Retype the data that follows line by line, exactly, and leave its pictures out.

Dataset excerpt:
------------------------------
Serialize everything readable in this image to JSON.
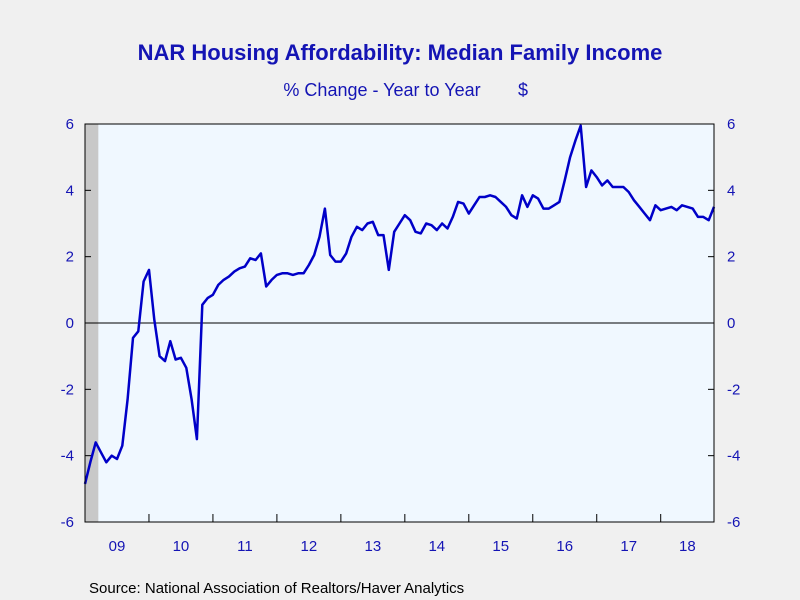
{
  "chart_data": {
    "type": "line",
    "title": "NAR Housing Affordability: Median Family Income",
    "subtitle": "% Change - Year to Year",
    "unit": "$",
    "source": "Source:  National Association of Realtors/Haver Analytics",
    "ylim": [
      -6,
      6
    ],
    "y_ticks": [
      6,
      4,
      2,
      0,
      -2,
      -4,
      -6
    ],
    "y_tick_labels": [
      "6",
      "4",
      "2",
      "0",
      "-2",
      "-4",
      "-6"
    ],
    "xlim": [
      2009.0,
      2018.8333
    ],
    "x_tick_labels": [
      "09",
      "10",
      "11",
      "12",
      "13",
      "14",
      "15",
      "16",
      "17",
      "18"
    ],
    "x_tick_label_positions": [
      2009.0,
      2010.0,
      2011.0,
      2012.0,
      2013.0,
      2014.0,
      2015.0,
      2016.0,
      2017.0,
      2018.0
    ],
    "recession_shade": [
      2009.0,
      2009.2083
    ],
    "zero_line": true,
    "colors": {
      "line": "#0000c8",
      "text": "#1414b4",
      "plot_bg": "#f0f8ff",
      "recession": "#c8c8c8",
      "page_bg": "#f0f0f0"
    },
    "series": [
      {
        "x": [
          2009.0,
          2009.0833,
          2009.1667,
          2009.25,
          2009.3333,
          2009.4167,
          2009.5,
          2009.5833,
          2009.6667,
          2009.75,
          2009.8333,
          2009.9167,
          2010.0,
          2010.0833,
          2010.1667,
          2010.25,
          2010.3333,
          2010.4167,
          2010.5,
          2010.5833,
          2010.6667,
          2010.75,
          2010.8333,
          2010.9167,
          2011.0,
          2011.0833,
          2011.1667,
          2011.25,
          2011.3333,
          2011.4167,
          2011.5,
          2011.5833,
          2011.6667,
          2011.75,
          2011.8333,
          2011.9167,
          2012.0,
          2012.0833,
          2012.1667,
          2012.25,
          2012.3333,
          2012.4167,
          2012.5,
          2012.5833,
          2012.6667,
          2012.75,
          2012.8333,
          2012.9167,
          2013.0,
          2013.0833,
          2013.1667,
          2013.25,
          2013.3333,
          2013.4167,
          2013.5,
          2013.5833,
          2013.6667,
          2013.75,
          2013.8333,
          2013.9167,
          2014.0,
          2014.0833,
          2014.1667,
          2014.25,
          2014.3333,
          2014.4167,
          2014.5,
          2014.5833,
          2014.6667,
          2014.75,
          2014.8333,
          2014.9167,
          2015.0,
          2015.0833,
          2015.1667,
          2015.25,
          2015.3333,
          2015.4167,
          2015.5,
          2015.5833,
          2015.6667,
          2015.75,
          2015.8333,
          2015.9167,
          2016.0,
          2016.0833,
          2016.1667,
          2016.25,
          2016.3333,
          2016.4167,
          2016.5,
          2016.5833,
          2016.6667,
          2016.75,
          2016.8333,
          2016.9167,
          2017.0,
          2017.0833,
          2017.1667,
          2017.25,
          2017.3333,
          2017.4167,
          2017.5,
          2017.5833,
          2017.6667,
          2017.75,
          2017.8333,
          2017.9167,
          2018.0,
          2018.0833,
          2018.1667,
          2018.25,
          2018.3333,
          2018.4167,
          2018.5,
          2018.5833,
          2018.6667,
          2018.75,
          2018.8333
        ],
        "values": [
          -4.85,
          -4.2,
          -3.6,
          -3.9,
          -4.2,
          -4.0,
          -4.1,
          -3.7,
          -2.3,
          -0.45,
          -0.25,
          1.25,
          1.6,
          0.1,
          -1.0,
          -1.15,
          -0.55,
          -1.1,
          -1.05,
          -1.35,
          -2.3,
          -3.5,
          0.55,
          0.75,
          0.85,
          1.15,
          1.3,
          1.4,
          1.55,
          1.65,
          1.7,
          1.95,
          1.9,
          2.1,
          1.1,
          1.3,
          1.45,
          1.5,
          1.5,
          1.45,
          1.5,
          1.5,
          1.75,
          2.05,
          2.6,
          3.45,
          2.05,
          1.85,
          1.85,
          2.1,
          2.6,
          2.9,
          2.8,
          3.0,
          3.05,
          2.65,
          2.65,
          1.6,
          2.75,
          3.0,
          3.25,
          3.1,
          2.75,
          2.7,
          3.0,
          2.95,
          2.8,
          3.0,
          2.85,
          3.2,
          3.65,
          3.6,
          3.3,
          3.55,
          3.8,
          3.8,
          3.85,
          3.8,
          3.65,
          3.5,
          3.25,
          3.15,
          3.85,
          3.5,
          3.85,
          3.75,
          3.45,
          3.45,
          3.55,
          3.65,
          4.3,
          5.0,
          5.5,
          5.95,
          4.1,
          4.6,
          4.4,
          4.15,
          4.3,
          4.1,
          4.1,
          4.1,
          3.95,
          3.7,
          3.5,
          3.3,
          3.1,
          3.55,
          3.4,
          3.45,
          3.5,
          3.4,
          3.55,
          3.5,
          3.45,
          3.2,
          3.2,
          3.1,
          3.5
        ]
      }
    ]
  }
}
------------------------------
▸ **Response to this task**
Serialize everything readable in this image to JSON.
{
  "chart_data": {
    "type": "line",
    "title": "NAR Housing Affordability: Median Family Income",
    "subtitle": "% Change - Year to Year",
    "unit": "$",
    "source": "Source:  National Association of Realtors/Haver Analytics",
    "ylim": [
      -6,
      6
    ],
    "y_ticks": [
      6,
      4,
      2,
      0,
      -2,
      -4,
      -6
    ],
    "y_tick_labels": [
      "6",
      "4",
      "2",
      "0",
      "-2",
      "-4",
      "-6"
    ],
    "xlim": [
      2009.0,
      2018.8333
    ],
    "x_tick_labels": [
      "09",
      "10",
      "11",
      "12",
      "13",
      "14",
      "15",
      "16",
      "17",
      "18"
    ],
    "x_tick_label_positions": [
      2009.0,
      2010.0,
      2011.0,
      2012.0,
      2013.0,
      2014.0,
      2015.0,
      2016.0,
      2017.0,
      2018.0
    ],
    "recession_shade": [
      2009.0,
      2009.2083
    ],
    "zero_line": true,
    "colors": {
      "line": "#0000c8",
      "text": "#1414b4",
      "plot_bg": "#f0f8ff",
      "recession": "#c8c8c8",
      "page_bg": "#f0f0f0"
    },
    "series": [
      {
        "x": [
          2009.0,
          2009.0833,
          2009.1667,
          2009.25,
          2009.3333,
          2009.4167,
          2009.5,
          2009.5833,
          2009.6667,
          2009.75,
          2009.8333,
          2009.9167,
          2010.0,
          2010.0833,
          2010.1667,
          2010.25,
          2010.3333,
          2010.4167,
          2010.5,
          2010.5833,
          2010.6667,
          2010.75,
          2010.8333,
          2010.9167,
          2011.0,
          2011.0833,
          2011.1667,
          2011.25,
          2011.3333,
          2011.4167,
          2011.5,
          2011.5833,
          2011.6667,
          2011.75,
          2011.8333,
          2011.9167,
          2012.0,
          2012.0833,
          2012.1667,
          2012.25,
          2012.3333,
          2012.4167,
          2012.5,
          2012.5833,
          2012.6667,
          2012.75,
          2012.8333,
          2012.9167,
          2013.0,
          2013.0833,
          2013.1667,
          2013.25,
          2013.3333,
          2013.4167,
          2013.5,
          2013.5833,
          2013.6667,
          2013.75,
          2013.8333,
          2013.9167,
          2014.0,
          2014.0833,
          2014.1667,
          2014.25,
          2014.3333,
          2014.4167,
          2014.5,
          2014.5833,
          2014.6667,
          2014.75,
          2014.8333,
          2014.9167,
          2015.0,
          2015.0833,
          2015.1667,
          2015.25,
          2015.3333,
          2015.4167,
          2015.5,
          2015.5833,
          2015.6667,
          2015.75,
          2015.8333,
          2015.9167,
          2016.0,
          2016.0833,
          2016.1667,
          2016.25,
          2016.3333,
          2016.4167,
          2016.5,
          2016.5833,
          2016.6667,
          2016.75,
          2016.8333,
          2016.9167,
          2017.0,
          2017.0833,
          2017.1667,
          2017.25,
          2017.3333,
          2017.4167,
          2017.5,
          2017.5833,
          2017.6667,
          2017.75,
          2017.8333,
          2017.9167,
          2018.0,
          2018.0833,
          2018.1667,
          2018.25,
          2018.3333,
          2018.4167,
          2018.5,
          2018.5833,
          2018.6667,
          2018.75,
          2018.8333
        ],
        "values": [
          -4.85,
          -4.2,
          -3.6,
          -3.9,
          -4.2,
          -4.0,
          -4.1,
          -3.7,
          -2.3,
          -0.45,
          -0.25,
          1.25,
          1.6,
          0.1,
          -1.0,
          -1.15,
          -0.55,
          -1.1,
          -1.05,
          -1.35,
          -2.3,
          -3.5,
          0.55,
          0.75,
          0.85,
          1.15,
          1.3,
          1.4,
          1.55,
          1.65,
          1.7,
          1.95,
          1.9,
          2.1,
          1.1,
          1.3,
          1.45,
          1.5,
          1.5,
          1.45,
          1.5,
          1.5,
          1.75,
          2.05,
          2.6,
          3.45,
          2.05,
          1.85,
          1.85,
          2.1,
          2.6,
          2.9,
          2.8,
          3.0,
          3.05,
          2.65,
          2.65,
          1.6,
          2.75,
          3.0,
          3.25,
          3.1,
          2.75,
          2.7,
          3.0,
          2.95,
          2.8,
          3.0,
          2.85,
          3.2,
          3.65,
          3.6,
          3.3,
          3.55,
          3.8,
          3.8,
          3.85,
          3.8,
          3.65,
          3.5,
          3.25,
          3.15,
          3.85,
          3.5,
          3.85,
          3.75,
          3.45,
          3.45,
          3.55,
          3.65,
          4.3,
          5.0,
          5.5,
          5.95,
          4.1,
          4.6,
          4.4,
          4.15,
          4.3,
          4.1,
          4.1,
          4.1,
          3.95,
          3.7,
          3.5,
          3.3,
          3.1,
          3.55,
          3.4,
          3.45,
          3.5,
          3.4,
          3.55,
          3.5,
          3.45,
          3.2,
          3.2,
          3.1,
          3.5
        ]
      }
    ]
  }
}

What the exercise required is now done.